EXTRACTED MATERIAL ▸
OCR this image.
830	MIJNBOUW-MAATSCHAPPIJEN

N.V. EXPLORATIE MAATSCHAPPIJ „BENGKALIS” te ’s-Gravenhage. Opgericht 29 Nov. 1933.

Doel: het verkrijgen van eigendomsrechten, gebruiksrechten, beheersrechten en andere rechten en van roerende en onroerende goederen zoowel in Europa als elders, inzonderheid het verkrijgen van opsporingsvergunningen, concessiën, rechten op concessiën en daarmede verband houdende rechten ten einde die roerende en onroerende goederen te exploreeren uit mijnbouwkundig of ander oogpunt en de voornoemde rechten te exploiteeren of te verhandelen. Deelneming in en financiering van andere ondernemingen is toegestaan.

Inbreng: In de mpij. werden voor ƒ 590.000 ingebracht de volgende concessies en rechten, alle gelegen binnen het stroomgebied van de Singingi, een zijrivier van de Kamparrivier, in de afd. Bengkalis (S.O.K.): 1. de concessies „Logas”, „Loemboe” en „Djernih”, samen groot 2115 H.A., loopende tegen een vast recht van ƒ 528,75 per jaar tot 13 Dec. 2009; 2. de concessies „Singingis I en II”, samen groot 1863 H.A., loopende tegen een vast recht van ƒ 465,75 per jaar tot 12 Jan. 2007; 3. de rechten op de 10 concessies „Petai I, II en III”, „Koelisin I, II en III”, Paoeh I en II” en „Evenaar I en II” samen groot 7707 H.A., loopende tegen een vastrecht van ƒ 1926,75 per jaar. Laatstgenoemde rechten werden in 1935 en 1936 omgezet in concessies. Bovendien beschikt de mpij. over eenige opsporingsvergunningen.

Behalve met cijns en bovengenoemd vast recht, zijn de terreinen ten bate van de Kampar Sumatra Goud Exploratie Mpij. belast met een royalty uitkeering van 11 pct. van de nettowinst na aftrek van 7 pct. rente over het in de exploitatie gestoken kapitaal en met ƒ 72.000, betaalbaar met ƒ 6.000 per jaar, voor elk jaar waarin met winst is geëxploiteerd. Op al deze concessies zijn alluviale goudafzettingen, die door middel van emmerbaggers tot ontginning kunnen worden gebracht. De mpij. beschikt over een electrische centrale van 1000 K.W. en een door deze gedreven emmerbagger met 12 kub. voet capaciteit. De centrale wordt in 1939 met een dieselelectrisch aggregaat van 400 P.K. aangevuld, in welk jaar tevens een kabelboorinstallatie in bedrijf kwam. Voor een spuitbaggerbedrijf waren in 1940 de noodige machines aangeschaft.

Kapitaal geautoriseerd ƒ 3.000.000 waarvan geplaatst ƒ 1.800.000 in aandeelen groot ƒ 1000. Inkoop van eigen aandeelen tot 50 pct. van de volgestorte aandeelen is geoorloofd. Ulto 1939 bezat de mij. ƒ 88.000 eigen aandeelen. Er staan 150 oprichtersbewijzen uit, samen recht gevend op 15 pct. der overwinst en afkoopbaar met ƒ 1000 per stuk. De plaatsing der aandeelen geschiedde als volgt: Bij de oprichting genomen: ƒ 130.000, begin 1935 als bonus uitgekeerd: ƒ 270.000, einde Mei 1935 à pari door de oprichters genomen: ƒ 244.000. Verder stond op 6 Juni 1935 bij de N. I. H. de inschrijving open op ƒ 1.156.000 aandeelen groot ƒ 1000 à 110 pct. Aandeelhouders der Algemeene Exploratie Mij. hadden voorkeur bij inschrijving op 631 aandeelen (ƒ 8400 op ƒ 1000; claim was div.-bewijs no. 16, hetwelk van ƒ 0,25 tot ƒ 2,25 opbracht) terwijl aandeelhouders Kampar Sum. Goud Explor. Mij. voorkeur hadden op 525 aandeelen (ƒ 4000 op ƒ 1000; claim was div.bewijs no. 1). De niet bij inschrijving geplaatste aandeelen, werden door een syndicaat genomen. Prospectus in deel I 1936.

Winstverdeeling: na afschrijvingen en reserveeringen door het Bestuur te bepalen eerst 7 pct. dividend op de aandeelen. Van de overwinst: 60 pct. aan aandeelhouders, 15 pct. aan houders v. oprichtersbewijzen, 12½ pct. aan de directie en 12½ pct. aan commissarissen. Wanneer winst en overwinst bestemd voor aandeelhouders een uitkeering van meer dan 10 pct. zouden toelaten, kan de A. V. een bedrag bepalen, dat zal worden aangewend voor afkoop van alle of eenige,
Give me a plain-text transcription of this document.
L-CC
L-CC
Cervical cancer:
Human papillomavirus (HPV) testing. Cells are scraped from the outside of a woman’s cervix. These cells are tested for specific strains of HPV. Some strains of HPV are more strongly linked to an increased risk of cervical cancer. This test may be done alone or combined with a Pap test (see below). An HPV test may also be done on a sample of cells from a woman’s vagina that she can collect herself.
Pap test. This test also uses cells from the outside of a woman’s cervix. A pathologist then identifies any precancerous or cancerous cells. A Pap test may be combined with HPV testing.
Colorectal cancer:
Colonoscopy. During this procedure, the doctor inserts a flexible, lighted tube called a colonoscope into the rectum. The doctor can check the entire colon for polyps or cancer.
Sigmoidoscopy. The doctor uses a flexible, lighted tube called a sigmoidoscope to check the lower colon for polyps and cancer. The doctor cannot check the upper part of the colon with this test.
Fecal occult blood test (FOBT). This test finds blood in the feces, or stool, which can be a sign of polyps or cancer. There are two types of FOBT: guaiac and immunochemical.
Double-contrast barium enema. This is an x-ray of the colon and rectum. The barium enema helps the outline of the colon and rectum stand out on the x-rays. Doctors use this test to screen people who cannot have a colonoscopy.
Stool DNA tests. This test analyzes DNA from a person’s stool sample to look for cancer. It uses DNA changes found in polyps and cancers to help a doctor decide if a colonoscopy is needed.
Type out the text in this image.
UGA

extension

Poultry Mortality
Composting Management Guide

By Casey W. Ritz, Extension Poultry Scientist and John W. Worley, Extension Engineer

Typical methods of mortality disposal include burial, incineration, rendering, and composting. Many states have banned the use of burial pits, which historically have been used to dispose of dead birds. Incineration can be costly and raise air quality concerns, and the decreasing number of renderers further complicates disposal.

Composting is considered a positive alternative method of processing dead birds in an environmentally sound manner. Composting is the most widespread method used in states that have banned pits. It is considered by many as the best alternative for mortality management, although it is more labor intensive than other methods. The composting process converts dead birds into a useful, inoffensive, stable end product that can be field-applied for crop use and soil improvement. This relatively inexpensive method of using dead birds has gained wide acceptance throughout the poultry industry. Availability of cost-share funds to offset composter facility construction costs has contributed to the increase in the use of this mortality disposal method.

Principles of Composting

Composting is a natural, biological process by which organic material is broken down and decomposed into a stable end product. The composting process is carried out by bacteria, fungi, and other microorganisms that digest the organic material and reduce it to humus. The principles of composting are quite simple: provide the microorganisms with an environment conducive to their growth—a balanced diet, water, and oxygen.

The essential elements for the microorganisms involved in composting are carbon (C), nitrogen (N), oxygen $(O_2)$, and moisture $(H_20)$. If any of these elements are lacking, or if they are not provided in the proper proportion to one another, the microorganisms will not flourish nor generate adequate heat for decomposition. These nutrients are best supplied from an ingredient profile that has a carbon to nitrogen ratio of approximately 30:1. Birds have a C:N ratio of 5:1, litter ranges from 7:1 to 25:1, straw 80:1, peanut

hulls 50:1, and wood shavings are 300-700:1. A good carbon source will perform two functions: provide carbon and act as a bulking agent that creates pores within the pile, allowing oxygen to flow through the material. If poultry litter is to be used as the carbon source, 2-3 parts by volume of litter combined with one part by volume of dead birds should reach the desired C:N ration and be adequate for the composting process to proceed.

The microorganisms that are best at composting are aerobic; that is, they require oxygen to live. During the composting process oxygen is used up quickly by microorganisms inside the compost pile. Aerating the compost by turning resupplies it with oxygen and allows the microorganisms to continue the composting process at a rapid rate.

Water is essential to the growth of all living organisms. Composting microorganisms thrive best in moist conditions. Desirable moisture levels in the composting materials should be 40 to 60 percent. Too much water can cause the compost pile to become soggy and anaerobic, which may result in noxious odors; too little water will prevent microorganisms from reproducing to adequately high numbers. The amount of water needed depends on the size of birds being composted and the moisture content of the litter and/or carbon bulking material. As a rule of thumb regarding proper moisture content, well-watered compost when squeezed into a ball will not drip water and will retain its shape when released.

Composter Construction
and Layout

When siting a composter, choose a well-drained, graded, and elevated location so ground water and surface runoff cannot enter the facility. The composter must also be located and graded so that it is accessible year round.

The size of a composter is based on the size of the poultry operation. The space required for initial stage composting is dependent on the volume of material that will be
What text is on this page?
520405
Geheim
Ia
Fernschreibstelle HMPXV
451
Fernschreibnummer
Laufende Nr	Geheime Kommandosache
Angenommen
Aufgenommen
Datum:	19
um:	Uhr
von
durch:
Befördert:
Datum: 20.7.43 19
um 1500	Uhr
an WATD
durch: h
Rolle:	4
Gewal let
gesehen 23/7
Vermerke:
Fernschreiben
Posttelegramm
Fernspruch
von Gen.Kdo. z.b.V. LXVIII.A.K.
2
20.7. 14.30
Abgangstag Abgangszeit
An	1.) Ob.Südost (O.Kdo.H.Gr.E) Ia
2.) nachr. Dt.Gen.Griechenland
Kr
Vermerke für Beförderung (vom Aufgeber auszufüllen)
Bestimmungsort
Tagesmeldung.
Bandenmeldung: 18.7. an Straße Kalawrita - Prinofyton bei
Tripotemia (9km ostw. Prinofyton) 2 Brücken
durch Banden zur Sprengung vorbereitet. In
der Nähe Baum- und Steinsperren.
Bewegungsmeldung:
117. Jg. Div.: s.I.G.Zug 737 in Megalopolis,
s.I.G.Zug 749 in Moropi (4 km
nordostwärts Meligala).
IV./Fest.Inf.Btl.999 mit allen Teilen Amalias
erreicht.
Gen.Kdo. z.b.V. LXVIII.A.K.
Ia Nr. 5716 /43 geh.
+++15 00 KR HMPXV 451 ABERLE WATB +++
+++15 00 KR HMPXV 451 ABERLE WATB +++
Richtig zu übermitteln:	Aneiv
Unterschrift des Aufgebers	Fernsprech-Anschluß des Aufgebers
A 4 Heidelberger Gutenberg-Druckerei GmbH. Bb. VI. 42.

GOAL OF THE EXERCISE ▸ Say only the number of lines of the data above in which the string "cells" occurs.

OUTPUT OF THE TASK ▸ 2